# Data section start

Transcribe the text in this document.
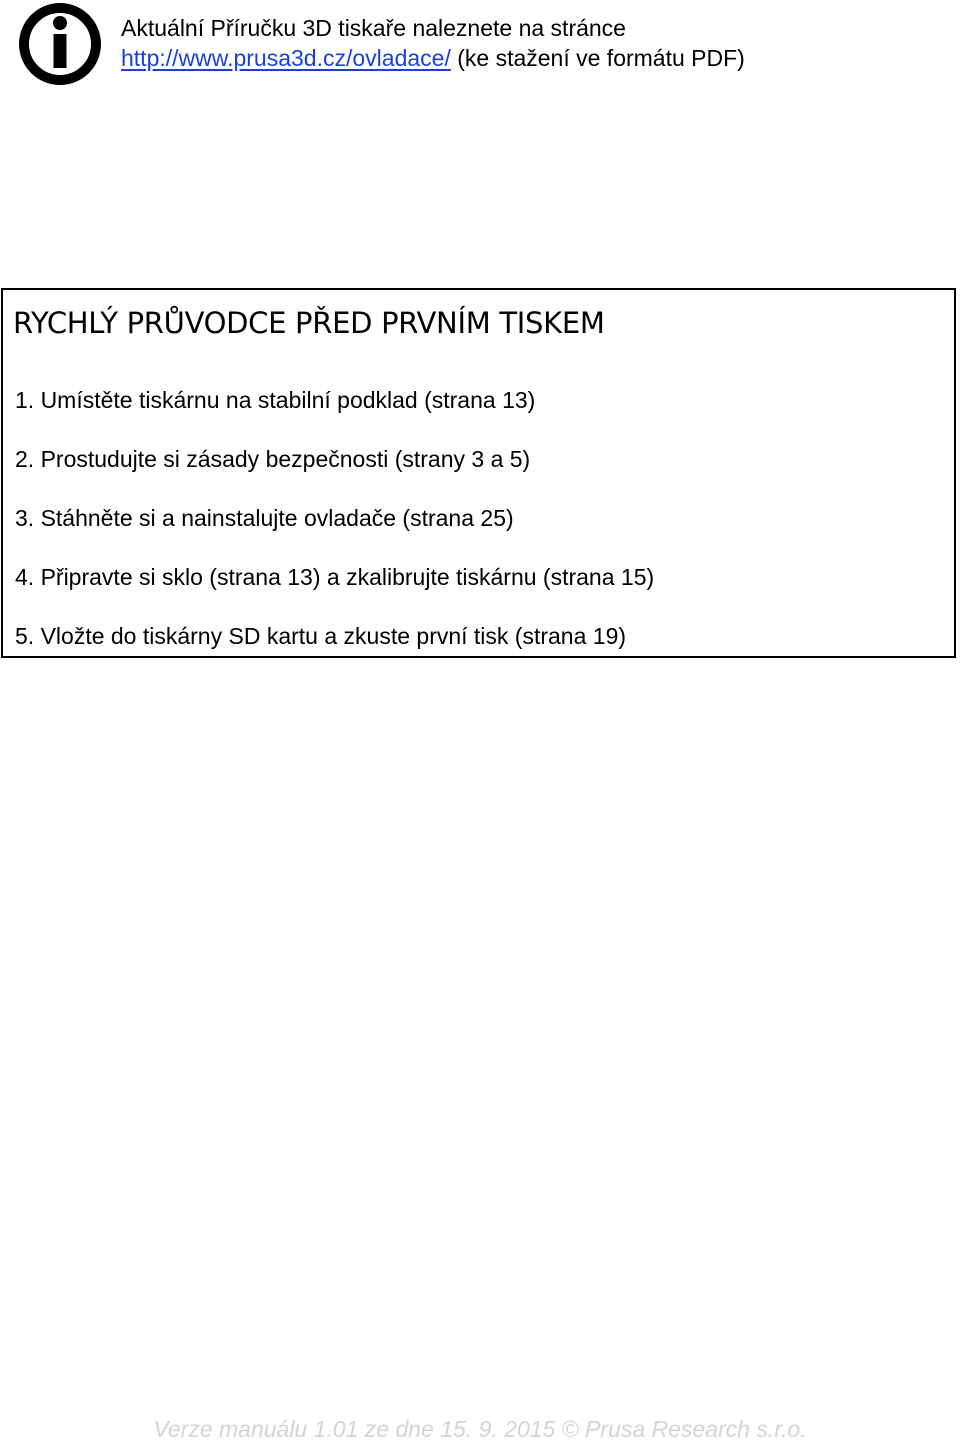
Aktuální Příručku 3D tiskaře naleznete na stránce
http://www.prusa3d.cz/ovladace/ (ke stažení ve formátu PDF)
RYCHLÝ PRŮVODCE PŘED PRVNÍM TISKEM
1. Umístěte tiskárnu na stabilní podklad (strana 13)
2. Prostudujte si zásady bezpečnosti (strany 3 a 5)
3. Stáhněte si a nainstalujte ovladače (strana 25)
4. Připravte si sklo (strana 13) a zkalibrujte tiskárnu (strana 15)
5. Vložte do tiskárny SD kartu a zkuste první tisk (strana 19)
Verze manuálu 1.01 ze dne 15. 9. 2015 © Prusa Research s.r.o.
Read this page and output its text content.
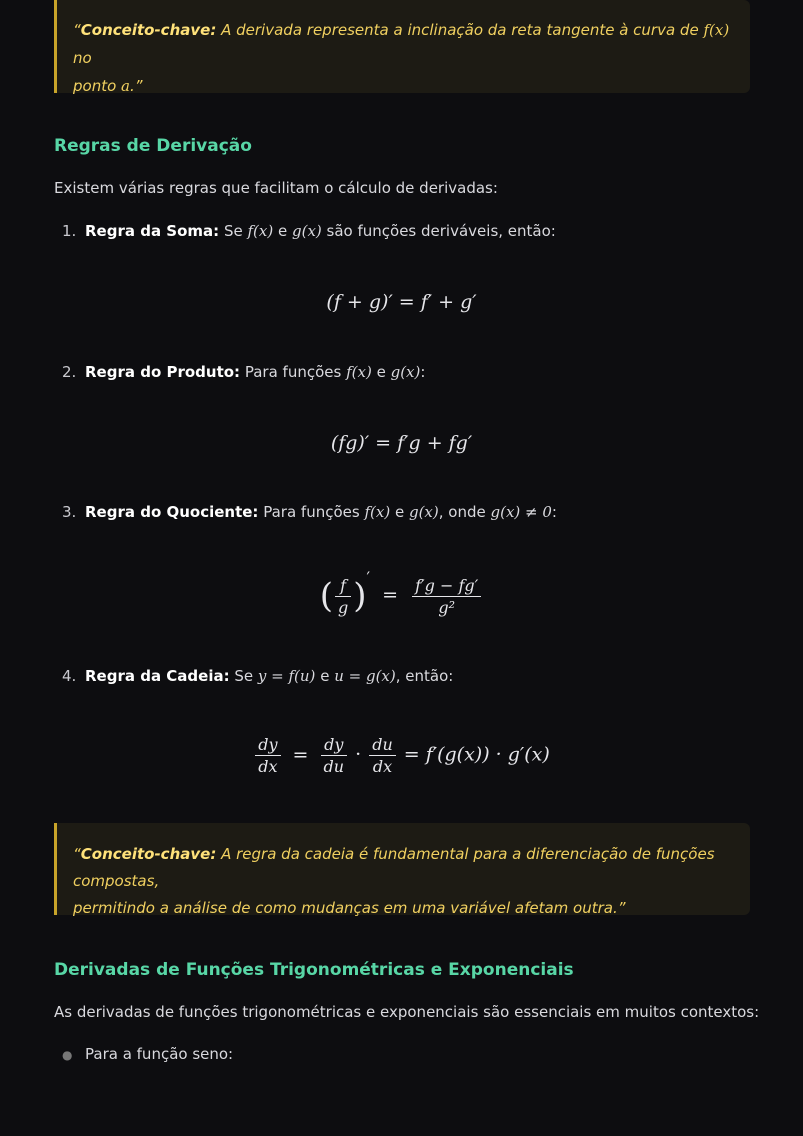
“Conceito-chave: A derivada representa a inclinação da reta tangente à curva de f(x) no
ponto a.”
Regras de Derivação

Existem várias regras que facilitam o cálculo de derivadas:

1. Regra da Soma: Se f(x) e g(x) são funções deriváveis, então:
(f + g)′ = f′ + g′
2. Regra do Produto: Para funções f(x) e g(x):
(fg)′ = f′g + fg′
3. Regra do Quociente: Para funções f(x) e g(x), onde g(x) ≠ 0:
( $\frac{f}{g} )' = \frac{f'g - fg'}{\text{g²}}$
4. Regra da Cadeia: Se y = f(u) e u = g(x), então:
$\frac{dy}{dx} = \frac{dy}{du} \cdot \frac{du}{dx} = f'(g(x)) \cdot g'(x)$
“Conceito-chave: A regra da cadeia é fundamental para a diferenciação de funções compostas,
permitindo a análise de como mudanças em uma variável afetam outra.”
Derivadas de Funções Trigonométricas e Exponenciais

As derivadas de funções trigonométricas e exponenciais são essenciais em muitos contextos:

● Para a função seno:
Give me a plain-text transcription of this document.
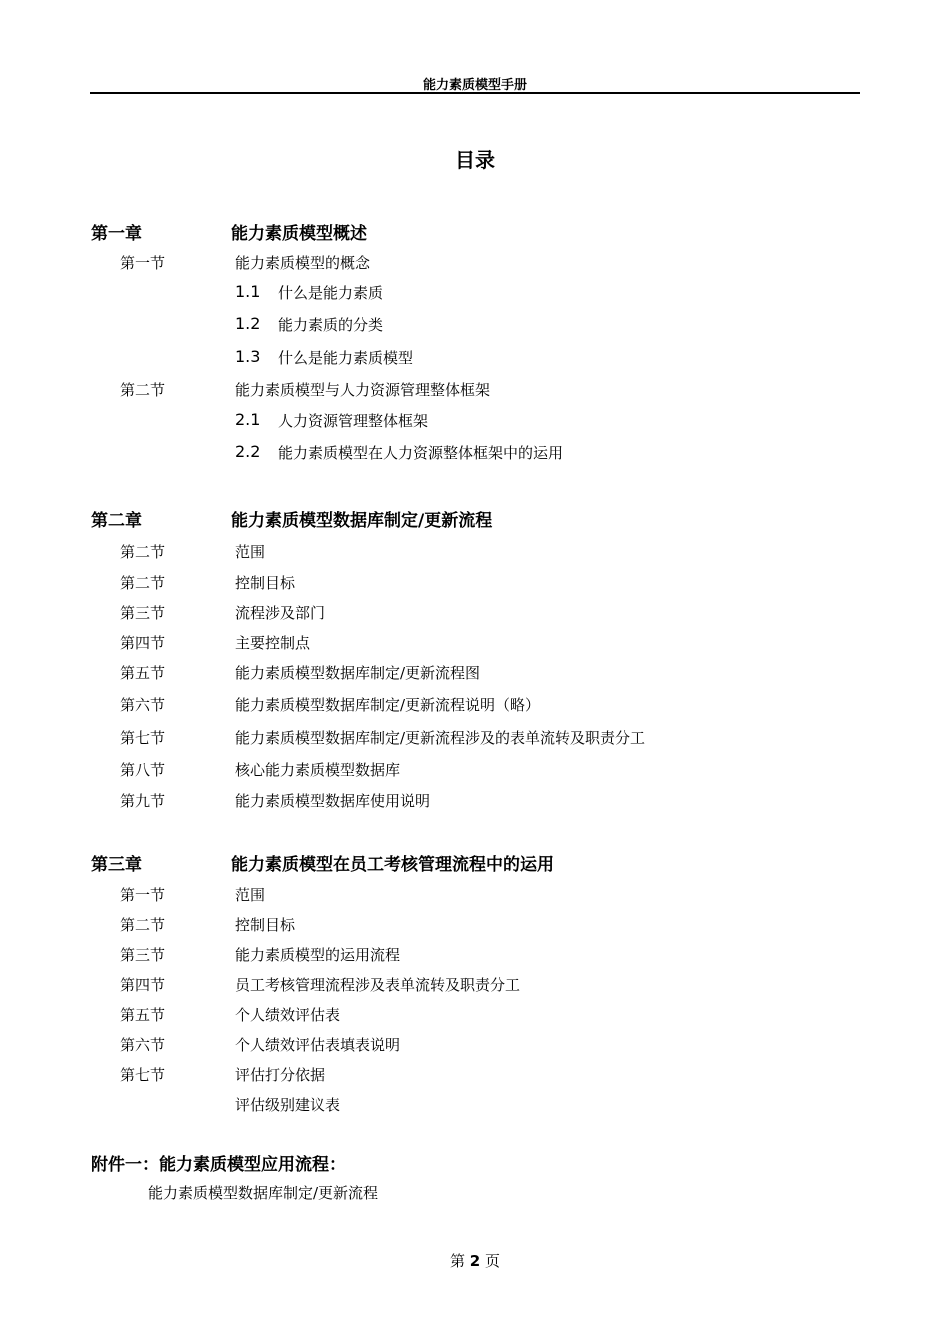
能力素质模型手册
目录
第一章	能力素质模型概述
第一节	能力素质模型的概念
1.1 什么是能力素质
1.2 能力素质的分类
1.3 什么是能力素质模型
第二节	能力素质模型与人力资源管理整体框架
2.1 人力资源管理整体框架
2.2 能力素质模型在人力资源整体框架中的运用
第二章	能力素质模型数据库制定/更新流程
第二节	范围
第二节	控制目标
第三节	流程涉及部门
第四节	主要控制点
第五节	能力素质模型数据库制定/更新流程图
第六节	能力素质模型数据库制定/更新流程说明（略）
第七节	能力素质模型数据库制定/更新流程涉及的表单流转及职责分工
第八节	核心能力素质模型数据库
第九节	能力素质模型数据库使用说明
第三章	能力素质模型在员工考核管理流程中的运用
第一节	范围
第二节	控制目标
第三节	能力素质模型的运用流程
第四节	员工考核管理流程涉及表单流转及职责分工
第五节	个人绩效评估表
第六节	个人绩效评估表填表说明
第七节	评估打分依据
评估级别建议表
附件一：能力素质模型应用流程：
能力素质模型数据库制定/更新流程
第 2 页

# Data section end

Instructions for the task:
Omitting all images, print the listing exactly.

Correct result:
Transcribe the text in this document.
Aktuální Příručku 3D tiskaře naleznete na stránce
http://www.prusa3d.cz/ovladace/ (ke stažení ve formátu PDF)
RYCHLÝ PRŮVODCE PŘED PRVNÍM TISKEM
1. Umístěte tiskárnu na stabilní podklad (strana 13)
2. Prostudujte si zásady bezpečnosti (strany 3 a 5)
3. Stáhněte si a nainstalujte ovladače (strana 25)
4. Připravte si sklo (strana 13) a zkalibrujte tiskárnu (strana 15)
5. Vložte do tiskárny SD kartu a zkuste první tisk (strana 19)
Verze manuálu 1.01 ze dne 15. 9. 2015 © Prusa Research s.r.o.
Read this page and output its text content.
“Conceito-chave: A derivada representa a inclinação da reta tangente à curva de f(x) no
ponto a.”
Regras de Derivação

Existem várias regras que facilitam o cálculo de derivadas:

1. Regra da Soma: Se f(x) e g(x) são funções deriváveis, então:
(f + g)′ = f′ + g′
2. Regra do Produto: Para funções f(x) e g(x):
(fg)′ = f′g + fg′
3. Regra do Quociente: Para funções f(x) e g(x), onde g(x) ≠ 0:
( $\frac{f}{g} )' = \frac{f'g - fg'}{\text{g²}}$
4. Regra da Cadeia: Se y = f(u) e u = g(x), então:
$\frac{dy}{dx} = \frac{dy}{du} \cdot \frac{du}{dx} = f'(g(x)) \cdot g'(x)$
“Conceito-chave: A regra da cadeia é fundamental para a diferenciação de funções compostas,
permitindo a análise de como mudanças em uma variável afetam outra.”
Derivadas de Funções Trigonométricas e Exponenciais

As derivadas de funções trigonométricas e exponenciais são essenciais em muitos contextos:

● Para a função seno:
Give me a plain-text transcription of this document.
能力素质模型手册
目录
第一章	能力素质模型概述
第一节	能力素质模型的概念
1.1 什么是能力素质
1.2 能力素质的分类
1.3 什么是能力素质模型
第二节	能力素质模型与人力资源管理整体框架
2.1 人力资源管理整体框架
2.2 能力素质模型在人力资源整体框架中的运用
第二章	能力素质模型数据库制定/更新流程
第二节	范围
第二节	控制目标
第三节	流程涉及部门
第四节	主要控制点
第五节	能力素质模型数据库制定/更新流程图
第六节	能力素质模型数据库制定/更新流程说明（略）
第七节	能力素质模型数据库制定/更新流程涉及的表单流转及职责分工
第八节	核心能力素质模型数据库
第九节	能力素质模型数据库使用说明
第三章	能力素质模型在员工考核管理流程中的运用
第一节	范围
第二节	控制目标
第三节	能力素质模型的运用流程
第四节	员工考核管理流程涉及表单流转及职责分工
第五节	个人绩效评估表
第六节	个人绩效评估表填表说明
第七节	评估打分依据
评估级别建议表
附件一：能力素质模型应用流程：
能力素质模型数据库制定/更新流程
第 2 页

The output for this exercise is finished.